> **REQUIREMENTS**:
Find the lines with the string "environments" and return them.

> **DATA FOR THIS EXERCISE**:
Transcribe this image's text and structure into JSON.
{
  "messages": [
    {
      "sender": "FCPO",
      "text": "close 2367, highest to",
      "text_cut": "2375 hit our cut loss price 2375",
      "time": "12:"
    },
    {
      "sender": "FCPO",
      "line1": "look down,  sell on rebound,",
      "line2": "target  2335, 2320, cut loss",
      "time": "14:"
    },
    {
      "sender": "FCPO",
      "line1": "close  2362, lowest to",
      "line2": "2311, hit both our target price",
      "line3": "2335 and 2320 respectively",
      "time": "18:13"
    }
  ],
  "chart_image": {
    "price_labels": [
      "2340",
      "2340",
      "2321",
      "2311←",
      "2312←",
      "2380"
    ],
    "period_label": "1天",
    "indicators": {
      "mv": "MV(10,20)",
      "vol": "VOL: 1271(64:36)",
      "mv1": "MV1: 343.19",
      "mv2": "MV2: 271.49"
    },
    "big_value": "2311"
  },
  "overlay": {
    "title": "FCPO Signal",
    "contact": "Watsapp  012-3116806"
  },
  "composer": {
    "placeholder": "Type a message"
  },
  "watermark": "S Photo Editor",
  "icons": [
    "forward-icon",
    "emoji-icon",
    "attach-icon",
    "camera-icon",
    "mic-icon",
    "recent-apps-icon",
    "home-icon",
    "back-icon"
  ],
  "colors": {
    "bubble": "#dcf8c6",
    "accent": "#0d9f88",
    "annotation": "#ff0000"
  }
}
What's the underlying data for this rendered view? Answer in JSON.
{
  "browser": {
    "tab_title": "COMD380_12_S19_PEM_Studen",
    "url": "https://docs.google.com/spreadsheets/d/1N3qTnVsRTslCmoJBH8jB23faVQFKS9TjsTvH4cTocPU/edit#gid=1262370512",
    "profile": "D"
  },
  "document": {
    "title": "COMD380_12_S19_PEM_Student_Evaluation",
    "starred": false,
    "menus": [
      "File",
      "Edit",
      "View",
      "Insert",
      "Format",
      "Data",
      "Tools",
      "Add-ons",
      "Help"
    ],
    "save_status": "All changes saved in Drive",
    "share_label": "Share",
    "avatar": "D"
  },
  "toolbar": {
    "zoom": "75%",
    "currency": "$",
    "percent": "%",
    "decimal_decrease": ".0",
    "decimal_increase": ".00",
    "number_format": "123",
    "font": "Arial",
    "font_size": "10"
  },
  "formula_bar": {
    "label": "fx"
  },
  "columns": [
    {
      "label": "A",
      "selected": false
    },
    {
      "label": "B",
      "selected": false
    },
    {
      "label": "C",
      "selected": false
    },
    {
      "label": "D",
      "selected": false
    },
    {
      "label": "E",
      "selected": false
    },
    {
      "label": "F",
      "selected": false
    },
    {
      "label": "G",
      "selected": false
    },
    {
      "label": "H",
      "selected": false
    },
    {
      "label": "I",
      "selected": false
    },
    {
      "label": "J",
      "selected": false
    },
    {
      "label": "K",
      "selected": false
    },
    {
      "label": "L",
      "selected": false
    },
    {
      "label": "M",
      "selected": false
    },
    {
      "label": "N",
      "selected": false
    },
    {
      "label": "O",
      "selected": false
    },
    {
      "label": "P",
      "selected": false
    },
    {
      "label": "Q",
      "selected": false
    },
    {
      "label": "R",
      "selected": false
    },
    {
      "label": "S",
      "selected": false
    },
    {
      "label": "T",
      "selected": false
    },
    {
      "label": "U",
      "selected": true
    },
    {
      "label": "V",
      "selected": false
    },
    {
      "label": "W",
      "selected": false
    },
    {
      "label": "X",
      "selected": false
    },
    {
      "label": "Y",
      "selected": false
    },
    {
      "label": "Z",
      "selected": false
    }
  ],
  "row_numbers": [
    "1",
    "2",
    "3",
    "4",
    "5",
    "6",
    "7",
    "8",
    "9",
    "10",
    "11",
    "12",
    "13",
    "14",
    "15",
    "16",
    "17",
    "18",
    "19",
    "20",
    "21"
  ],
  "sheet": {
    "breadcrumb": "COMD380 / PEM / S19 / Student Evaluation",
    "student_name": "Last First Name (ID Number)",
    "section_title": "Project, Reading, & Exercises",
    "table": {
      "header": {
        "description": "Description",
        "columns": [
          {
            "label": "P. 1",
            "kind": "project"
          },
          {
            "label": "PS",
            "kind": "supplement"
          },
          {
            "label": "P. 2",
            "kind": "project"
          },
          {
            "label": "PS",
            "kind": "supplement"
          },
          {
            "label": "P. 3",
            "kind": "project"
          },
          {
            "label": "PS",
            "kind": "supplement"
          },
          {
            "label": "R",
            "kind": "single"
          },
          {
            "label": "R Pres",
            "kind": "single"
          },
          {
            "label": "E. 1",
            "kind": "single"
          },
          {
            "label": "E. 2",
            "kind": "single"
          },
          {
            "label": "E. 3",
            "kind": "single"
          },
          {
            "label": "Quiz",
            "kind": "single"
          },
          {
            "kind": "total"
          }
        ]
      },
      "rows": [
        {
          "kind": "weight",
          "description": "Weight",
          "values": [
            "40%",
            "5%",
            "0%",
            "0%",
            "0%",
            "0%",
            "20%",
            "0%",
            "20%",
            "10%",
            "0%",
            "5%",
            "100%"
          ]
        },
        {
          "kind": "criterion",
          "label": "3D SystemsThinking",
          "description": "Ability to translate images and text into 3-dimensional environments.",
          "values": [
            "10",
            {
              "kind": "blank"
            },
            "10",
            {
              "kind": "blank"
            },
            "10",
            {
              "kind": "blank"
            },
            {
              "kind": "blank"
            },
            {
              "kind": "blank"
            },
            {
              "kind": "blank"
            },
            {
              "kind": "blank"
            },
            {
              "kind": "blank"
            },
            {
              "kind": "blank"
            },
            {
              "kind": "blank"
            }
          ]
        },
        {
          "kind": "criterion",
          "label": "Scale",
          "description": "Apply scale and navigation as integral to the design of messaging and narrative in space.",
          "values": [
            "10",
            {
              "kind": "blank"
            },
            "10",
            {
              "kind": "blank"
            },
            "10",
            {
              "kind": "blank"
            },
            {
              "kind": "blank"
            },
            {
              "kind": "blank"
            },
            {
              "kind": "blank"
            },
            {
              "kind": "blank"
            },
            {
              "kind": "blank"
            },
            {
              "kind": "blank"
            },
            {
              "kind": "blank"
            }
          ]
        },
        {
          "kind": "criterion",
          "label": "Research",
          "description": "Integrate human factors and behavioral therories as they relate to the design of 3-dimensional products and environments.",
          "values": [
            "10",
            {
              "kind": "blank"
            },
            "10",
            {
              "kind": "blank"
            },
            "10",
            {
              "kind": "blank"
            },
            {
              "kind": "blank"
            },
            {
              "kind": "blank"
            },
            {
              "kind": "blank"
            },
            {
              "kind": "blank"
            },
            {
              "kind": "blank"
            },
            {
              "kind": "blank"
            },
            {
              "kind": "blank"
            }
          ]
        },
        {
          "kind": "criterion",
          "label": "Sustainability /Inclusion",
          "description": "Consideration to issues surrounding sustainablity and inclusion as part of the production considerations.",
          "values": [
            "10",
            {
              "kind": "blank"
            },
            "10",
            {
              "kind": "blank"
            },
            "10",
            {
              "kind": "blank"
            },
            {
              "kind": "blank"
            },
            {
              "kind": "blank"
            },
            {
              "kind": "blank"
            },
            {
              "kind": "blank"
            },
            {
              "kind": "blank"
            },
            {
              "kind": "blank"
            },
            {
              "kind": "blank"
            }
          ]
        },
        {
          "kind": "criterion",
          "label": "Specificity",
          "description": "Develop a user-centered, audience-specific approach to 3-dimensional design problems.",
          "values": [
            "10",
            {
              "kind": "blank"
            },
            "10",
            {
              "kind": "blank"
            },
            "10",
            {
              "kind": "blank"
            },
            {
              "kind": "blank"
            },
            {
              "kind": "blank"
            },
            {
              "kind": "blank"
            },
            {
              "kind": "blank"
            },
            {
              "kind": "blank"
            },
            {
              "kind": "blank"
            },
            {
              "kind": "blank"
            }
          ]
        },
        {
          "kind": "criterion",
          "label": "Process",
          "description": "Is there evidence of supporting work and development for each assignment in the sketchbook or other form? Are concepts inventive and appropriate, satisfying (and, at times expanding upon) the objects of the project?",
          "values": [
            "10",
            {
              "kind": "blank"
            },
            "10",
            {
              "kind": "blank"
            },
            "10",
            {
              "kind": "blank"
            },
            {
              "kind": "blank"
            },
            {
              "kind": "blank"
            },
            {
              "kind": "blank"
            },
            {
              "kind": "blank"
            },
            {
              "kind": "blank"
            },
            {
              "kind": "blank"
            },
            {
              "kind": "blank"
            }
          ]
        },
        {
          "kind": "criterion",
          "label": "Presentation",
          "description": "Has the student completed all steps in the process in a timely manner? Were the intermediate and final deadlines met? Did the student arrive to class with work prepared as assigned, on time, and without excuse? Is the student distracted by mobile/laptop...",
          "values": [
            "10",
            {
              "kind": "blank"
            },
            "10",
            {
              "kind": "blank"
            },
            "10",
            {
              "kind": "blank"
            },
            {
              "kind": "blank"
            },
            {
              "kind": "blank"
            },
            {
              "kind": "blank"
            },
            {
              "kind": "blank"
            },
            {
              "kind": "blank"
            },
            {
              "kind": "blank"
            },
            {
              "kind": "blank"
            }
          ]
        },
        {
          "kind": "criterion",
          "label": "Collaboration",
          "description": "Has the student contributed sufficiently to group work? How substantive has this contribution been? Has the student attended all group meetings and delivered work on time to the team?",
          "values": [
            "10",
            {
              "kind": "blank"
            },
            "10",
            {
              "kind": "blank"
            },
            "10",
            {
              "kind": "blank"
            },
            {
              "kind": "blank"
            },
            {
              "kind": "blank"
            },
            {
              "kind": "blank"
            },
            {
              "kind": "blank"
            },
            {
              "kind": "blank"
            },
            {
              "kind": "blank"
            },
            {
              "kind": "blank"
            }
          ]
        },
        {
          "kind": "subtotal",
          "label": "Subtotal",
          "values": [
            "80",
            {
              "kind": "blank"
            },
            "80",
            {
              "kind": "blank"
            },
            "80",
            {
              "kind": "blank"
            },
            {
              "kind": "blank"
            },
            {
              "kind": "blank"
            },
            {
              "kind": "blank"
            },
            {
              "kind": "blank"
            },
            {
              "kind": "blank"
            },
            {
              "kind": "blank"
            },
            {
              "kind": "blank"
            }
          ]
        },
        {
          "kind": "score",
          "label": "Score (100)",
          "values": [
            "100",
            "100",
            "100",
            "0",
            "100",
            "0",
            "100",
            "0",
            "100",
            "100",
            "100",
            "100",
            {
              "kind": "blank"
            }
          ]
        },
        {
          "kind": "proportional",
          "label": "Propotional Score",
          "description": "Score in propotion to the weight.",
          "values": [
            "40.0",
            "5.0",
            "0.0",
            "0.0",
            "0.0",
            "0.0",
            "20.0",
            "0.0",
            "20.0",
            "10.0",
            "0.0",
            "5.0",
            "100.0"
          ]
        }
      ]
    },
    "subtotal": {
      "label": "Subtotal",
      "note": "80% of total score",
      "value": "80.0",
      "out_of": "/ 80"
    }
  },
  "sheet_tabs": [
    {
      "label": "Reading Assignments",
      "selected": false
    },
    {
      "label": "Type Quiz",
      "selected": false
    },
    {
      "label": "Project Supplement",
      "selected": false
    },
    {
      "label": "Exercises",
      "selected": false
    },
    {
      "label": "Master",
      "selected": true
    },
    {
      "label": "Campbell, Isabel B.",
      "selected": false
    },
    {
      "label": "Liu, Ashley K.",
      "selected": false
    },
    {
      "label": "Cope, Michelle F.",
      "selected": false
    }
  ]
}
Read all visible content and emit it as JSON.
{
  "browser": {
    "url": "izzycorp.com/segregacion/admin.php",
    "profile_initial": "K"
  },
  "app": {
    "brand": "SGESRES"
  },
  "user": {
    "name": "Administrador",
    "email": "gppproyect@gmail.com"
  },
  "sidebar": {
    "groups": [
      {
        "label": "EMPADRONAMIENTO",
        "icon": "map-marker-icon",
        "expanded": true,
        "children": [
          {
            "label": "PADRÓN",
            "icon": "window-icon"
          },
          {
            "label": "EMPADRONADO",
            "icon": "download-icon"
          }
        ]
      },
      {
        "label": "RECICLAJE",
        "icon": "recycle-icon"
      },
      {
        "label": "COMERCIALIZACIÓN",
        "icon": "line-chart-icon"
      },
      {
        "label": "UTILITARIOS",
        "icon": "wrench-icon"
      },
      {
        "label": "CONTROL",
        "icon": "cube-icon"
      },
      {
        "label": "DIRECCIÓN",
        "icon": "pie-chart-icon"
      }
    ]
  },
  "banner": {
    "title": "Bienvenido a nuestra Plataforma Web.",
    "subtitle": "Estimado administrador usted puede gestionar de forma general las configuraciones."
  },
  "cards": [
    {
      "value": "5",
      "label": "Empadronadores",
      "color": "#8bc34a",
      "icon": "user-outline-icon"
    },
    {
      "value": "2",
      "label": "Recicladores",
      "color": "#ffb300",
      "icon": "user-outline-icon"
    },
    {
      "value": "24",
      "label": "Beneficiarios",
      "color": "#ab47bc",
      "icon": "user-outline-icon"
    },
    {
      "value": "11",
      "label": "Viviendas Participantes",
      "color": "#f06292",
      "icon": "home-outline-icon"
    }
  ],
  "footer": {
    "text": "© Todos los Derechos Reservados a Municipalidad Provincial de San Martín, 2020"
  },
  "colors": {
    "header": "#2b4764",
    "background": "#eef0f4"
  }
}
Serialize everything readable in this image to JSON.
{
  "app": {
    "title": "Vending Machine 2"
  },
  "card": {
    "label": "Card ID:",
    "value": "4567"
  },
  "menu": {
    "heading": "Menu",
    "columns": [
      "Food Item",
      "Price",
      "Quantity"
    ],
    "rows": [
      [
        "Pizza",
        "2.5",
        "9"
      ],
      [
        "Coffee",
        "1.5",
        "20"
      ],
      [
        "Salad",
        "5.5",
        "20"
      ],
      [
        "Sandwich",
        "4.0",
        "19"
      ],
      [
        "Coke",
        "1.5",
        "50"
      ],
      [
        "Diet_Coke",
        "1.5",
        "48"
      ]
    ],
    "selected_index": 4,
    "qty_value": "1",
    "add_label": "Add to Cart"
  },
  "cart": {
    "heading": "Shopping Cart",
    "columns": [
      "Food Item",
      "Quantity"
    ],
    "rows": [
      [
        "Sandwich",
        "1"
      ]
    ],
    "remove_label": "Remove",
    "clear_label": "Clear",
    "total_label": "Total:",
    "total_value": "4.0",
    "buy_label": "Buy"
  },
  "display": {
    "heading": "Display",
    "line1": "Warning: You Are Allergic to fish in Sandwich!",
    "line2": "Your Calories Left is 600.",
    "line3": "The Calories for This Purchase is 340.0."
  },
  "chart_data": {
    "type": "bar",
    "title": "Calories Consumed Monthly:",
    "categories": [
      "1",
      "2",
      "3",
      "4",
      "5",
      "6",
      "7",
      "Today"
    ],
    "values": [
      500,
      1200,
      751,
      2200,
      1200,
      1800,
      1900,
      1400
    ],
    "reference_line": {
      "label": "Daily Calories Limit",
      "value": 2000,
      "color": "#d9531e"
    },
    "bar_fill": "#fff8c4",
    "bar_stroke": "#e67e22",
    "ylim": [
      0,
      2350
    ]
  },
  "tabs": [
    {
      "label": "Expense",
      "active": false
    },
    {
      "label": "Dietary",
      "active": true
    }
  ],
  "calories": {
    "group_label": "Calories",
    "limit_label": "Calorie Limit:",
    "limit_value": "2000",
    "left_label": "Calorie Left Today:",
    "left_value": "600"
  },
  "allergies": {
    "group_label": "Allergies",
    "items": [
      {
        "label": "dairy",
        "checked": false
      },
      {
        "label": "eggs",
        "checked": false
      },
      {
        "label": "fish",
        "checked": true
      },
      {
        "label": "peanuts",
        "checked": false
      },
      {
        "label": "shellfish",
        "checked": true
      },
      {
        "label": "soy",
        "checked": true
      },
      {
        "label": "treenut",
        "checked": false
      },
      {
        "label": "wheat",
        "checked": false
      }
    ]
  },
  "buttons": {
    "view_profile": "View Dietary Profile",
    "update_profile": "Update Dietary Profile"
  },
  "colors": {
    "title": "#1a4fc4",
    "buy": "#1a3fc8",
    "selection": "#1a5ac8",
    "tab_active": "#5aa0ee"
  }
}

> **THE RESULT**:
          "description": "Ability to translate images and text into 3-dimensional environments.",
          "description": "Integrate human factors and behavioral therories as they relate to the design of 3-dimensional products and environments.",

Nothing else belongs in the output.